— START STORED ROWS —
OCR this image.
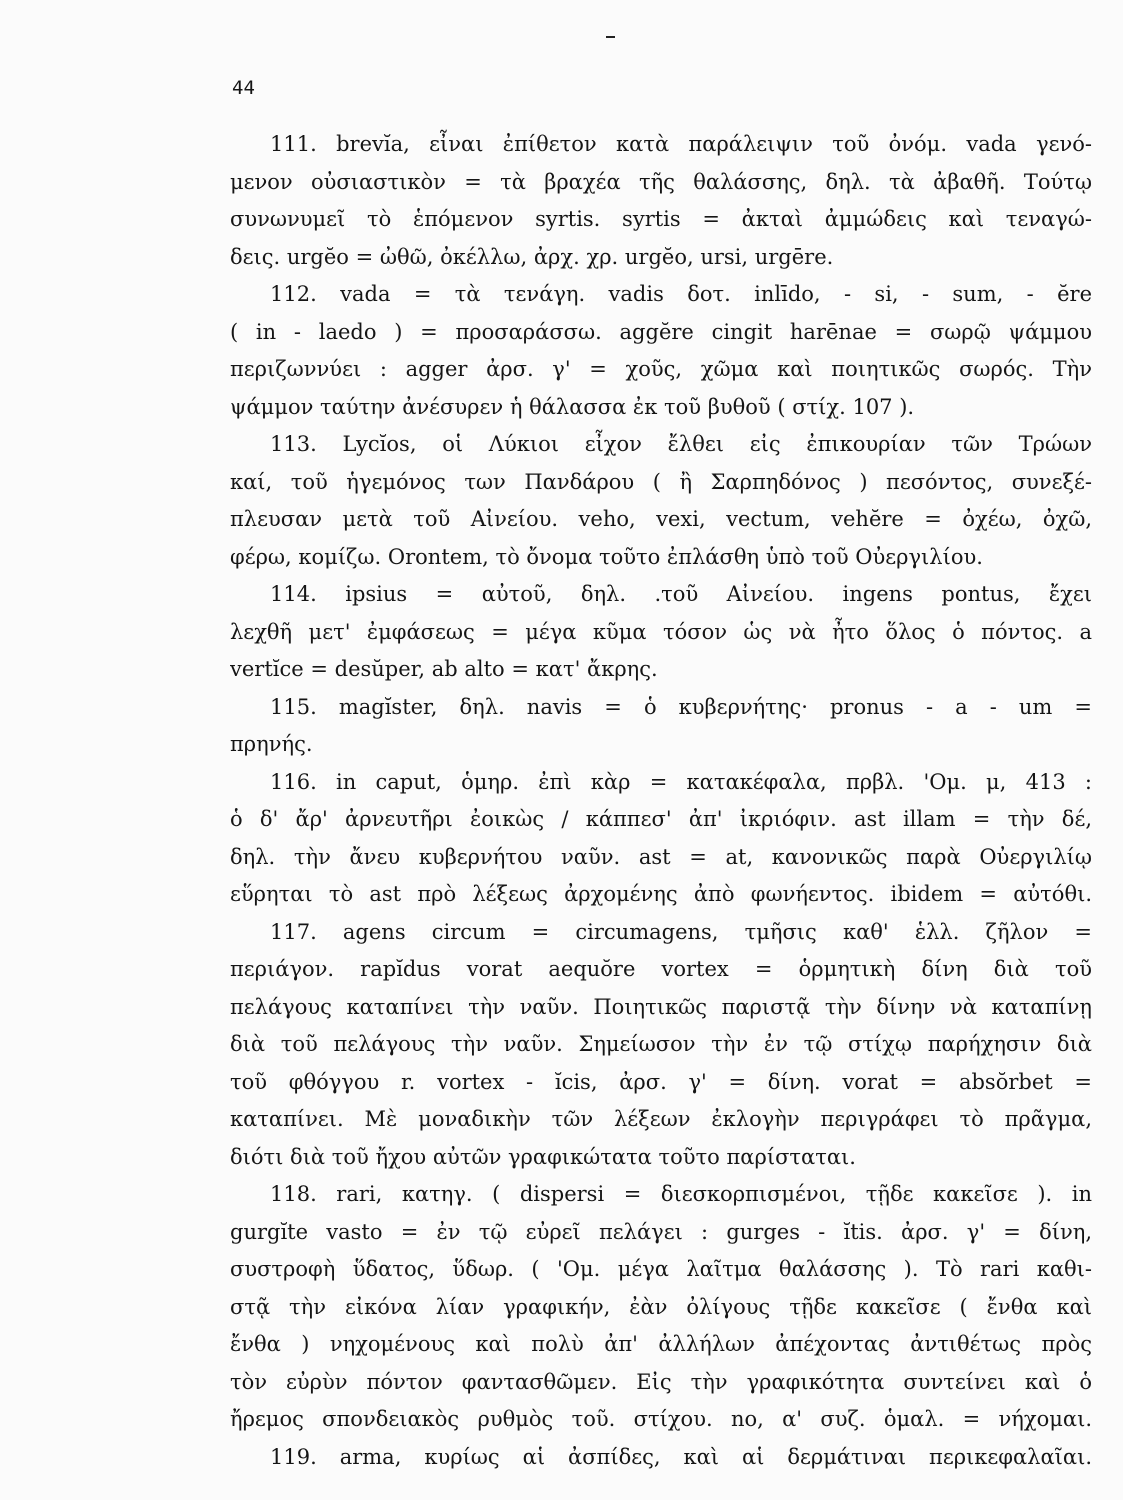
44
111. brevĭa, εἶναι ἐπίθετον κατὰ παράλειψιν τοῦ ὀνόμ. vada γενό-
μενον οὐσιαστικὸν = τὰ βραχέα τῆς θαλάσσης, δηλ. τὰ ἀβαθῆ. Τούτῳ
συνωνυμεῖ τὸ ἑπόμενον syrtis. syrtis = ἀκταὶ ἀμμώδεις καὶ τεναγώ-
δεις. urgĕo = ὠθῶ, ὀκέλλω, ἀρχ. χρ. urgĕo, ursi, urgēre.
112. vada = τὰ τενάγη. vadis δοτ. inlīdo, - si, - sum, - ĕre
( in - laedo ) = προσαράσσω. aggĕre cingit harēnae = σωρῷ ψάμμου
περιζωννύει : agger ἀρσ. γ' = χοῦς, χῶμα καὶ ποιητικῶς σωρός. Τὴν
ψάμμον ταύτην ἀνέσυρεν ἡ θάλασσα ἐκ τοῦ βυθοῦ ( στίχ. 107 ).
113. Lycĭos, οἱ Λύκιοι εἶχον ἔλθει εἰς ἐπικουρίαν τῶν Τρώων
καί, τοῦ ἡγεμόνος των Πανδάρου ( ἢ Σαρπηδόνος ) πεσόντος, συνεξέ-
πλευσαν μετὰ τοῦ Αἰνείου. veho, vexi, vectum, vehĕre = ὀχέω, ὀχῶ,
φέρω, κομίζω. Orontem, τὸ ὄνομα τοῦτο ἐπλάσθη ὑπὸ τοῦ Οὐεργιλίου.
114. ipsius = αὐτοῦ, δηλ. .τοῦ Αἰνείου. ingens pontus, ἔχει
λεχθῆ μετ' ἐμφάσεως = μέγα κῦμα τόσον ὡς νὰ ἦτο ὅλος ὁ πόντος. a
vertĭce = desŭper, ab alto = κατ' ἄκρης.
115. magĭster, δηλ. navis = ὁ κυβερνήτης· pronus - a - um =
πρηνής.
116. in caput, ὁμηρ. ἐπὶ κὰρ = κατακέφαλα, πρβλ. 'Ομ. μ, 413 :
ὁ δ' ἄρ' ἀρνευτῆρι ἐοικὼς / κάππεσ' ἀπ' ἰκριόφιν. ast illam = τὴν δέ,
δηλ. τὴν ἄνευ κυβερνήτου ναῦν. ast = at, κανονικῶς παρὰ Οὐεργιλίῳ
εὕρηται τὸ ast πρὸ λέξεως ἀρχομένης ἀπὸ φωνήεντος. ibidem = αὐτόθι.
117. agens circum = circumagens, τμῆσις καθ' ἑλλ. ζῆλον =
περιάγον. rapĭdus vorat aequŏre vortex = ὁρμητικὴ δίνη διὰ τοῦ
πελάγους καταπίνει τὴν ναῦν. Ποιητικῶς παριστᾷ τὴν δίνην νὰ καταπίνῃ
διὰ τοῦ πελάγους τὴν ναῦν. Σημείωσον τὴν ἐν τῷ στίχῳ παρήχησιν διὰ
τοῦ φθόγγου r. vortex - ĭcis, ἀρσ. γ' = δίνη. vorat = absŏrbet =
καταπίνει. Μὲ μοναδικὴν τῶν λέξεων ἐκλογὴν περιγράφει τὸ πρᾶγμα,
διότι διὰ τοῦ ἤχου αὐτῶν γραφικώτατα τοῦτο παρίσταται.
118. rari, κατηγ. ( dispersi = διεσκορπισμένοι, τῇδε κακεῖσε ). in
gurgĭte vasto = ἐν τῷ εὐρεῖ πελάγει : gurges - ĭtis. ἀρσ. γ' = δίνη,
συστροφὴ ὕδατος, ὕδωρ. ( 'Ομ. μέγα λαῖτμα θαλάσσης ). Τὸ rari καθι-
στᾷ τὴν εἰκόνα λίαν γραφικήν, ἐὰν ὀλίγους τῇδε κακεῖσε ( ἔνθα καὶ
ἔνθα ) νηχομένους καὶ πολὺ ἀπ' ἀλλήλων ἀπέχοντας ἀντιθέτως πρὸς
τὸν εὐρὺν πόντον φαντασθῶμεν. Εἰς τὴν γραφικότητα συντείνει καὶ ὁ
ἤρεμος σπονδειακὸς ρυθμὸς τοῦ. στίχου. no, α' συζ. ὁμαλ. = νήχομαι.
119. arma, κυρίως αἱ ἀσπίδες, καὶ αἱ δερμάτιναι περικεφαλαῖαι.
— END STORED ROWS —
PROBLEM TO SOLVE: Track down every line of the material containing the string "μέγα", and copy it.

RESULT OF THE TASK:
λεχθῆ μετ' ἐμφάσεως = μέγα κῦμα τόσον ὡς νὰ ἦτο ὅλος ὁ πόντος. a
συστροφὴ ὕδατος, ὕδωρ. ( 'Ομ. μέγα λαῖτμα θαλάσσης ). Τὸ rari καθι-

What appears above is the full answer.